### [Raw data]
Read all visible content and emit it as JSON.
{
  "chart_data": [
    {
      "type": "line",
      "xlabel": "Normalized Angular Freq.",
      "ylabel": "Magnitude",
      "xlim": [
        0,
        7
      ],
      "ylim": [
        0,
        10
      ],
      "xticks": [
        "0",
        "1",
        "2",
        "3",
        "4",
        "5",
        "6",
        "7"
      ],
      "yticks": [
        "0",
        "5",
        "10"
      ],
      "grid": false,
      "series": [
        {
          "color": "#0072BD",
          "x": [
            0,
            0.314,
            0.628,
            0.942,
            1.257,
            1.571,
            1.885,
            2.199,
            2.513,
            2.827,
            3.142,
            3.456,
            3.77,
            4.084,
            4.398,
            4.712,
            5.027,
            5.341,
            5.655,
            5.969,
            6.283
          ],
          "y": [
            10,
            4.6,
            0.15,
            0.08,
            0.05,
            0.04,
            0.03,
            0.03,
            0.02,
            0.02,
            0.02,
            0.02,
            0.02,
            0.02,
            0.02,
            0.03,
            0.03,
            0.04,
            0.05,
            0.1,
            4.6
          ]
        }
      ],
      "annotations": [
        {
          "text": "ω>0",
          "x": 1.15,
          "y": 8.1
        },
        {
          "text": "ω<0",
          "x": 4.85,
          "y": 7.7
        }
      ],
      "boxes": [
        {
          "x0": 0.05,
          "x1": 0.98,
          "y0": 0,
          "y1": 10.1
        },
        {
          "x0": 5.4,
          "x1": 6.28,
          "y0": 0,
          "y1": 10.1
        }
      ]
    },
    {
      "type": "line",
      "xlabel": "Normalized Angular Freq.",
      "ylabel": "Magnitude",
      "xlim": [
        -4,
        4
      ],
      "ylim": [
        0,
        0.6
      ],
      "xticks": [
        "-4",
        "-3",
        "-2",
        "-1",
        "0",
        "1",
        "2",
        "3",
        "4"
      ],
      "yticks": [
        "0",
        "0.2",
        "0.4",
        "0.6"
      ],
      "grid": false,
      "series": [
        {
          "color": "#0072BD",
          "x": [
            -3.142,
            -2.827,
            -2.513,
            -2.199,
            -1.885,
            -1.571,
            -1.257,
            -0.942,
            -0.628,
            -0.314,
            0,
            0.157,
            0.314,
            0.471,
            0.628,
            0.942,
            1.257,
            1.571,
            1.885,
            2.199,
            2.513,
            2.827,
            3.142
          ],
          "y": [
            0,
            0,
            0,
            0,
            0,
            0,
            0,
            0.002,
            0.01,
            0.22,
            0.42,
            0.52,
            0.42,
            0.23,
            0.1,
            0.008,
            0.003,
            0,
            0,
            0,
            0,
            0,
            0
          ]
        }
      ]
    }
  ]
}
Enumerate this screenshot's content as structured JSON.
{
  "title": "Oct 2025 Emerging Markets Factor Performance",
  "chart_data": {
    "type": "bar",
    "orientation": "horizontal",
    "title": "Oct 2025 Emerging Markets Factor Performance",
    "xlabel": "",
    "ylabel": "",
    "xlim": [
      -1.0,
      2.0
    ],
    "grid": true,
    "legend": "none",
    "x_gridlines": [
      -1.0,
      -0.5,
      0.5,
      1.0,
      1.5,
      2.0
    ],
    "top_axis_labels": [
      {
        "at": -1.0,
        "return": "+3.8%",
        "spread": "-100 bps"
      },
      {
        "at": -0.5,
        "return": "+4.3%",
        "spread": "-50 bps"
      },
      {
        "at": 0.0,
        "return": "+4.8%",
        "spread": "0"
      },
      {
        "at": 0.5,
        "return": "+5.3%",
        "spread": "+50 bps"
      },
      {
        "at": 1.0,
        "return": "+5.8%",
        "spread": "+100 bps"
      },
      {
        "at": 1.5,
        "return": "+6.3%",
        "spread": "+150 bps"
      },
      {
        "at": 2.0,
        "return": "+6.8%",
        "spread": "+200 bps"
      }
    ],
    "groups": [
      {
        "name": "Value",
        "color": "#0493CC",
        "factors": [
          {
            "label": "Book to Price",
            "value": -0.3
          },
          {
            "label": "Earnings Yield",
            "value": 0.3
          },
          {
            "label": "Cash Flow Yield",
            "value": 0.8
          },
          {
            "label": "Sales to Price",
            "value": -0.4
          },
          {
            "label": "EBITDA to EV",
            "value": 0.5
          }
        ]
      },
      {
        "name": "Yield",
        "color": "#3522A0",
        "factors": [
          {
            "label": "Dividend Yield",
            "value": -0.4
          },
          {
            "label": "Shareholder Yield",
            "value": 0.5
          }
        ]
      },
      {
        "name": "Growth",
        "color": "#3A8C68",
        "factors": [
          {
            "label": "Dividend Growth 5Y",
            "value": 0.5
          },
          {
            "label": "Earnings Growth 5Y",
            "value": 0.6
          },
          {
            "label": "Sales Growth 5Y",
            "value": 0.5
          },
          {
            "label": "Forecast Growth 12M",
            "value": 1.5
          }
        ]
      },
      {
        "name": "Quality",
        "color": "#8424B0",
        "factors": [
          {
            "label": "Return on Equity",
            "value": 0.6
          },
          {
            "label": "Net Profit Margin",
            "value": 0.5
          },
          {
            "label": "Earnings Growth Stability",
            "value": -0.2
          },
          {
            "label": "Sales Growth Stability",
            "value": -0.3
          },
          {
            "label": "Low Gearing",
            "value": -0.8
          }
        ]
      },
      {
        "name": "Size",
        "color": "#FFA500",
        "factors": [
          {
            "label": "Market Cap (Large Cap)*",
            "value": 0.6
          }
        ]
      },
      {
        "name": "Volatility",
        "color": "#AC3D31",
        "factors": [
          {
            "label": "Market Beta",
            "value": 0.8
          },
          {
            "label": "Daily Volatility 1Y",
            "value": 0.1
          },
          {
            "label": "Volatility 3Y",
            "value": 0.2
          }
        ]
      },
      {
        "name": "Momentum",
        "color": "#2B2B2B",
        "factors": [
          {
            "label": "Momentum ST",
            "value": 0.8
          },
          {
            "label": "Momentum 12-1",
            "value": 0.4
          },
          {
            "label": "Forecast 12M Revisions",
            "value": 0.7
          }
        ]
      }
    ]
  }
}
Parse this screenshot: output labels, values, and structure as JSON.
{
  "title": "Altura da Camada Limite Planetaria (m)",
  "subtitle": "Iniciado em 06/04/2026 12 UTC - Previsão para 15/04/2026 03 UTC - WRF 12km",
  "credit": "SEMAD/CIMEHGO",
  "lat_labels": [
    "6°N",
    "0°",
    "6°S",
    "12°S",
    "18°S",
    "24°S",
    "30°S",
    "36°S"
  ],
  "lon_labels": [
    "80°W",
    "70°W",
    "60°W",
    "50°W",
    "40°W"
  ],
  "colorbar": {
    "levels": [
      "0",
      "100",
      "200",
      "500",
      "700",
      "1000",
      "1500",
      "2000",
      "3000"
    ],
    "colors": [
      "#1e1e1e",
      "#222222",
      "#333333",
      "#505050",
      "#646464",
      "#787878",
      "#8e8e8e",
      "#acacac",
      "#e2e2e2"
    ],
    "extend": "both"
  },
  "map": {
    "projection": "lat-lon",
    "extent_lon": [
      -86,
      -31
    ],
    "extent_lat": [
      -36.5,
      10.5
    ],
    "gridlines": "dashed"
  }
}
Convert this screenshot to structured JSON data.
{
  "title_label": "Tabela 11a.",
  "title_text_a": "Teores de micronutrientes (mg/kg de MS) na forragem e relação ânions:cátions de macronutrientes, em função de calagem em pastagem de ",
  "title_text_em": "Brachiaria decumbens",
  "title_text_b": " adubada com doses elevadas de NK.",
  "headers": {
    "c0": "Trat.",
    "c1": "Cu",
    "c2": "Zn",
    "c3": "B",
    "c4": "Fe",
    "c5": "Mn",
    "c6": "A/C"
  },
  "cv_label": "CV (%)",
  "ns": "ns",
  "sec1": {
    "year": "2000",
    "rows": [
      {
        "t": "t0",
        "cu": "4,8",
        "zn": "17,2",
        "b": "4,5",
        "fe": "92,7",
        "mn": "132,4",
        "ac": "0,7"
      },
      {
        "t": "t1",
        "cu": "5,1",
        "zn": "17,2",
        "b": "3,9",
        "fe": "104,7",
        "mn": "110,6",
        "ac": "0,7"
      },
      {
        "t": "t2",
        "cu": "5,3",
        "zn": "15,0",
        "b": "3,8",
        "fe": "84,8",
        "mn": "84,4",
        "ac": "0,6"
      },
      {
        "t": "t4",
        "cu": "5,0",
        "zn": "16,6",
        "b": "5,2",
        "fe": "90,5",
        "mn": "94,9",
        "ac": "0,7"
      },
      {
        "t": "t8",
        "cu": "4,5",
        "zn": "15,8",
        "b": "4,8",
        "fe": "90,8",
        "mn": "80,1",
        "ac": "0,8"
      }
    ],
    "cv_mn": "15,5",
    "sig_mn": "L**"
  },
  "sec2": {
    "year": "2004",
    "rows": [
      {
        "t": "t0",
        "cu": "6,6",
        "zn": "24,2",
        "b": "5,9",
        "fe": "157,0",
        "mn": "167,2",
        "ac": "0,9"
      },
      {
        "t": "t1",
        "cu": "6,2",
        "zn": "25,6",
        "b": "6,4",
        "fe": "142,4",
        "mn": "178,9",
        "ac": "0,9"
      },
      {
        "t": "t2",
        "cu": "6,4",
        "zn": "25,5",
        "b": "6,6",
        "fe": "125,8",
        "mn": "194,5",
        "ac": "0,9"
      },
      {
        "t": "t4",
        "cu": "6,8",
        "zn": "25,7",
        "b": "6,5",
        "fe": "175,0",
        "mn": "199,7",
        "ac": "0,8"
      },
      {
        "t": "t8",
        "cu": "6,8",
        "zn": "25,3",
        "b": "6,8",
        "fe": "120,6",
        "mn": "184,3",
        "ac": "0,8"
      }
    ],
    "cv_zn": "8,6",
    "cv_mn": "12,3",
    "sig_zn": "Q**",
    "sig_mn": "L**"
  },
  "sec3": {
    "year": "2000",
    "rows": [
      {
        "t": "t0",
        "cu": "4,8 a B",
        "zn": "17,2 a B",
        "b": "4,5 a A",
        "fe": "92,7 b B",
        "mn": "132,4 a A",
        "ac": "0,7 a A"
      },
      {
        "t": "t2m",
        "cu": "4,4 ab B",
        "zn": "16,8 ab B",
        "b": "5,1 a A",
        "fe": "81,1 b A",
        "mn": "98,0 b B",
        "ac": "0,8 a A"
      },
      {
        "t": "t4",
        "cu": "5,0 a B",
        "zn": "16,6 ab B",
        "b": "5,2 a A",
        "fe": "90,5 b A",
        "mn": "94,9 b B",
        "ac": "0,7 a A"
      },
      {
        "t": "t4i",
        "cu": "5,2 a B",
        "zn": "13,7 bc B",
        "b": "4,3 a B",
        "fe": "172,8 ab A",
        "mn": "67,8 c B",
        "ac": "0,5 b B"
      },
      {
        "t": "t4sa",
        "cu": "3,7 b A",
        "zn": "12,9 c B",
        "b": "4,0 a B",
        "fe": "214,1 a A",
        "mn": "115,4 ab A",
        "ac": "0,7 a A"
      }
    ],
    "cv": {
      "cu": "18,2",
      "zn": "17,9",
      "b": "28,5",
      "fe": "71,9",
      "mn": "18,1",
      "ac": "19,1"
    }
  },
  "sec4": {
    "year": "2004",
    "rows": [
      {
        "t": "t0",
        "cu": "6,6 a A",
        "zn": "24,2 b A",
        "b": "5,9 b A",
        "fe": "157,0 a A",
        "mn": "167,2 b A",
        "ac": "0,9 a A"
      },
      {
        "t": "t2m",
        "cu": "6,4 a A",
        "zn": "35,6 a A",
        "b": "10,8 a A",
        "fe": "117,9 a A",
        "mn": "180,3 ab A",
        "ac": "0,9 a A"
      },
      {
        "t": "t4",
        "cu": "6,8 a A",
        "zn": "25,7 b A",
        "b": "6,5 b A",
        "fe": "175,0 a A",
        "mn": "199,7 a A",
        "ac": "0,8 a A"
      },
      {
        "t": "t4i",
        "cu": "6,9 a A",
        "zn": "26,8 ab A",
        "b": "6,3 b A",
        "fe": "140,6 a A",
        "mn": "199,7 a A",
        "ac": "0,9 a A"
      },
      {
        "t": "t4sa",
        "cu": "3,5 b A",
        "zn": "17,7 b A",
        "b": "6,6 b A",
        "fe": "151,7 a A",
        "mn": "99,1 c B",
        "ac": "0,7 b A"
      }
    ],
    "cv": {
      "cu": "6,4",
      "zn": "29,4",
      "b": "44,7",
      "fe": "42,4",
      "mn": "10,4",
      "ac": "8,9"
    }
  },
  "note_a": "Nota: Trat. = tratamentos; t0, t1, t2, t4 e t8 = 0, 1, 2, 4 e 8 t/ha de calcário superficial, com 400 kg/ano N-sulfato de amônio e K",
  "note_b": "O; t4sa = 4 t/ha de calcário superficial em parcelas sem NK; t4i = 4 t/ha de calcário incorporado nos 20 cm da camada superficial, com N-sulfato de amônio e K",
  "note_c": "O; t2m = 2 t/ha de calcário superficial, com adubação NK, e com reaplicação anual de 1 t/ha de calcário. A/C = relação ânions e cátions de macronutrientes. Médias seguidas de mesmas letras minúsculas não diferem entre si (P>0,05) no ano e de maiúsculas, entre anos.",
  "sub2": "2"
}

### [Given task]
How many lines in the listing contain "Stability"? Answer with the number alone.

### [Task output]
2